Dataset rows about figures:
==============================
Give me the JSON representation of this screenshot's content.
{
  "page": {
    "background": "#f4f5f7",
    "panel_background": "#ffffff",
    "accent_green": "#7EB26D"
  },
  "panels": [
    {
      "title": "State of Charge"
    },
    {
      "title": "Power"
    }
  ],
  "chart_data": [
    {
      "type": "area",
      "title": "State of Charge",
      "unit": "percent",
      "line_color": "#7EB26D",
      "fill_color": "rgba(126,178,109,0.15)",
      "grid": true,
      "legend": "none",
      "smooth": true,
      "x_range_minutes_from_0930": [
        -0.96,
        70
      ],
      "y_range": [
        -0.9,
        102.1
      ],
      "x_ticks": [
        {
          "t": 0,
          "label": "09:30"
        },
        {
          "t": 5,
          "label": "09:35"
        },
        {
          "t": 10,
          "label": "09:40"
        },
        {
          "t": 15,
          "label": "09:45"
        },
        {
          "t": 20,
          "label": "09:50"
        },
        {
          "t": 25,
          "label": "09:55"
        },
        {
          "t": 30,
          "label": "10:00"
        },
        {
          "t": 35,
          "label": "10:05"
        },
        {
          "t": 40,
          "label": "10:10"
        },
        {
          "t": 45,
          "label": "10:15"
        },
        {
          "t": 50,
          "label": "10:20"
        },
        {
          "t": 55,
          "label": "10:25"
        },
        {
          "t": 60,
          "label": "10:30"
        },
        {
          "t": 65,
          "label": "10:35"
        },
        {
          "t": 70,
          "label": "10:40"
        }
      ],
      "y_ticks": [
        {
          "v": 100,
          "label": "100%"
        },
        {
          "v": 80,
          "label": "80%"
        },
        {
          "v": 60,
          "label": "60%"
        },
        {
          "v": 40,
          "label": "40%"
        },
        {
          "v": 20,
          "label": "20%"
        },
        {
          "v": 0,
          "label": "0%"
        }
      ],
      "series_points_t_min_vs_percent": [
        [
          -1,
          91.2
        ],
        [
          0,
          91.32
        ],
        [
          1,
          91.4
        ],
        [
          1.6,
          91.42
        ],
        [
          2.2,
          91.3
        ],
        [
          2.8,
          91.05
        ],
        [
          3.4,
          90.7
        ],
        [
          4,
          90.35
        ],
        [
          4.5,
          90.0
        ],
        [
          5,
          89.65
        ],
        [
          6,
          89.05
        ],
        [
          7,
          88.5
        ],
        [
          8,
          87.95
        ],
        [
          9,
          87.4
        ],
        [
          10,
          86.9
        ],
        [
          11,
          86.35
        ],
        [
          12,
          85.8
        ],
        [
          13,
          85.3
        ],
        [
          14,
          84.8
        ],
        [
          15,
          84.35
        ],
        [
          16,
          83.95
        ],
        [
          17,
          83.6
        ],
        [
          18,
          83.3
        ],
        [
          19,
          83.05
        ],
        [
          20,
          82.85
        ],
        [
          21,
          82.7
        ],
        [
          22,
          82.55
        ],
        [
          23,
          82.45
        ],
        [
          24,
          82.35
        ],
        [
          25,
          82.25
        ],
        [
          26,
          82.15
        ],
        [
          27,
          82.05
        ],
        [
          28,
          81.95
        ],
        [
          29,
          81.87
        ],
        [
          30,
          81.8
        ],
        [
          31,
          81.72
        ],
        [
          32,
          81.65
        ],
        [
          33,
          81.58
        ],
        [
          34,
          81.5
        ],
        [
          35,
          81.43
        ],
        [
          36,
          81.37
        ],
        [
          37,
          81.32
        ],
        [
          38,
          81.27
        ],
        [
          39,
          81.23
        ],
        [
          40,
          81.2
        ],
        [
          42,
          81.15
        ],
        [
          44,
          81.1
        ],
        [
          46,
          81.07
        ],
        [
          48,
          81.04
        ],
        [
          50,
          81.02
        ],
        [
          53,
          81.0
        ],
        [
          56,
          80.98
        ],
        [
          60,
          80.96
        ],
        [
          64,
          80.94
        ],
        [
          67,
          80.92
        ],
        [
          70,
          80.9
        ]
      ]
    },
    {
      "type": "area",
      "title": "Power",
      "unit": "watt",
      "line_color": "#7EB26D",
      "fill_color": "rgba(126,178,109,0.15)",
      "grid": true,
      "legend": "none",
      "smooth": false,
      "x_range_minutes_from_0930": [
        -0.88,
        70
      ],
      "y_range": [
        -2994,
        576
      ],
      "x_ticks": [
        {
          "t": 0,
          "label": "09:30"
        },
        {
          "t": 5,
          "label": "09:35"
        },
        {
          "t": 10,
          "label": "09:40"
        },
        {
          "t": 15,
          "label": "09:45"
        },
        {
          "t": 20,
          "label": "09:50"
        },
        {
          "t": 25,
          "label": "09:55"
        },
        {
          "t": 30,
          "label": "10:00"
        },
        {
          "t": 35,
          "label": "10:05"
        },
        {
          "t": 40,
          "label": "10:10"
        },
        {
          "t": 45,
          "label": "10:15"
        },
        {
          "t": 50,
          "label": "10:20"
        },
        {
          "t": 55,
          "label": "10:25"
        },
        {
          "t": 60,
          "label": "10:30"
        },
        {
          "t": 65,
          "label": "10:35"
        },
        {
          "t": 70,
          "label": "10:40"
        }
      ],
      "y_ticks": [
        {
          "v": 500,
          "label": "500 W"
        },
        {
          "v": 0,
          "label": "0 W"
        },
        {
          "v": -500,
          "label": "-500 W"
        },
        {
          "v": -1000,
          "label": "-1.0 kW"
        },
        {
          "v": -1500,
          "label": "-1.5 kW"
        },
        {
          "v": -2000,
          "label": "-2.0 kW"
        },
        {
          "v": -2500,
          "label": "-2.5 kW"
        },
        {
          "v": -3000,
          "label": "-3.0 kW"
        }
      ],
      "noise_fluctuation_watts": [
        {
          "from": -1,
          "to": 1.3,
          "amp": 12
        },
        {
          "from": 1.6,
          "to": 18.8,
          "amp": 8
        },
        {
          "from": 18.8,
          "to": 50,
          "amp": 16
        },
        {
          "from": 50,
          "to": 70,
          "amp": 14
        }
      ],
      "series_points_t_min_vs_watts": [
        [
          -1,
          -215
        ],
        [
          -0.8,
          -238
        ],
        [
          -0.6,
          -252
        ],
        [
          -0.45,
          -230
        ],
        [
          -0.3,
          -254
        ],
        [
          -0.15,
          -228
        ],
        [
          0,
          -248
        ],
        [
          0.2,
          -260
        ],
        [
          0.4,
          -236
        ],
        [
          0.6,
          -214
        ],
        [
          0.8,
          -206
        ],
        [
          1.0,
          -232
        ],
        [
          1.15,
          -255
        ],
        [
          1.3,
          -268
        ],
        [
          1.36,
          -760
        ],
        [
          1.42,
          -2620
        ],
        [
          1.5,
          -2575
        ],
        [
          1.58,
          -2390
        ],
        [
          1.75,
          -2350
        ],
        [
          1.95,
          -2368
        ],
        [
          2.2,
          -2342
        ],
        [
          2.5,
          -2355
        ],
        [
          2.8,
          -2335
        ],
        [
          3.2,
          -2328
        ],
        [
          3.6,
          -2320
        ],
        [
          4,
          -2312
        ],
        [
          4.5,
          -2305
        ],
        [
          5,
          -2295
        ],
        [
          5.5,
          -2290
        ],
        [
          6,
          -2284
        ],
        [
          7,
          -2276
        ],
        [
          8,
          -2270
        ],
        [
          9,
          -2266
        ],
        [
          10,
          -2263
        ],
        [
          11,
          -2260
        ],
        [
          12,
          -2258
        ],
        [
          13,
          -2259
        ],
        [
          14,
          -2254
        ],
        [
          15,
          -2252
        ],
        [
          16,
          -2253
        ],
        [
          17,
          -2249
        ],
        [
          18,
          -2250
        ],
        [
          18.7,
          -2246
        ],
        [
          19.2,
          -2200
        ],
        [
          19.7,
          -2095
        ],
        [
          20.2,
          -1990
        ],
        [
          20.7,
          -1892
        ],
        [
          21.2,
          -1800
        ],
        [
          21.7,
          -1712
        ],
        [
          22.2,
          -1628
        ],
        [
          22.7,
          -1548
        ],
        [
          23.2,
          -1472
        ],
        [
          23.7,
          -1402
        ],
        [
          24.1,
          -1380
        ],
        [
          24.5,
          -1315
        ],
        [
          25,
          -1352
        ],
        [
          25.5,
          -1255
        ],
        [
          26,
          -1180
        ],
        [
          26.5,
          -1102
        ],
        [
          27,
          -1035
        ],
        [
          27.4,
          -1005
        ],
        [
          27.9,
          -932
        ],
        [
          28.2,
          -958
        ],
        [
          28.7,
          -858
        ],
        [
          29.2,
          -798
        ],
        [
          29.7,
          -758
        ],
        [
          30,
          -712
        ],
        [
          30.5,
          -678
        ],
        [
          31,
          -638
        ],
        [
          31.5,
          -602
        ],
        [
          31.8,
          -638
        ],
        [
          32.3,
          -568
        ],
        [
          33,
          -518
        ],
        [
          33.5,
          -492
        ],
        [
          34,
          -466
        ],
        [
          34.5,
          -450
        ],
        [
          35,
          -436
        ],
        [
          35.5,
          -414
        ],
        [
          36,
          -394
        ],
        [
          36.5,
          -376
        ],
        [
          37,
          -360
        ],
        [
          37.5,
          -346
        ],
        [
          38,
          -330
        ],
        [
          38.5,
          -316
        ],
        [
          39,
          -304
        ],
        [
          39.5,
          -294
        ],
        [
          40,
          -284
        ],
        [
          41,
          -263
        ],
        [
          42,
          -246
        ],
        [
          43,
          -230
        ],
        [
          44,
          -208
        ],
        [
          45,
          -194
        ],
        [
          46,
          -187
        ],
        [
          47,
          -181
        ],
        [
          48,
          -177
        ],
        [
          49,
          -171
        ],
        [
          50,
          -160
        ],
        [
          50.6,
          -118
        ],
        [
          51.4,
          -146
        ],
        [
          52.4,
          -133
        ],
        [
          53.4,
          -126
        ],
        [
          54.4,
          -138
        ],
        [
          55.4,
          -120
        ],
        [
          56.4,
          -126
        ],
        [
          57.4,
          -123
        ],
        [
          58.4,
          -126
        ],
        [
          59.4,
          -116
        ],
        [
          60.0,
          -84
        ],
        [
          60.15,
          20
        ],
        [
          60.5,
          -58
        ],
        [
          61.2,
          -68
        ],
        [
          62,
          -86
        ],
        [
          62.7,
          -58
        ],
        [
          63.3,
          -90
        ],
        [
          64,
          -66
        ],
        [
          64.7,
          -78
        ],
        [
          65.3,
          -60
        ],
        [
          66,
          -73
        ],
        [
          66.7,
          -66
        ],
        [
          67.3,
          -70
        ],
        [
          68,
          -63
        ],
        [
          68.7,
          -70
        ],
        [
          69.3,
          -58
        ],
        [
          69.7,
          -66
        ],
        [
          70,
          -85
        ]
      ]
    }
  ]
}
==============================
■ Exercise brief
Look through the entries above; copy every line holding the string "State".

■ Written answer
      "title": "State of Charge"
      "title": "State of Charge",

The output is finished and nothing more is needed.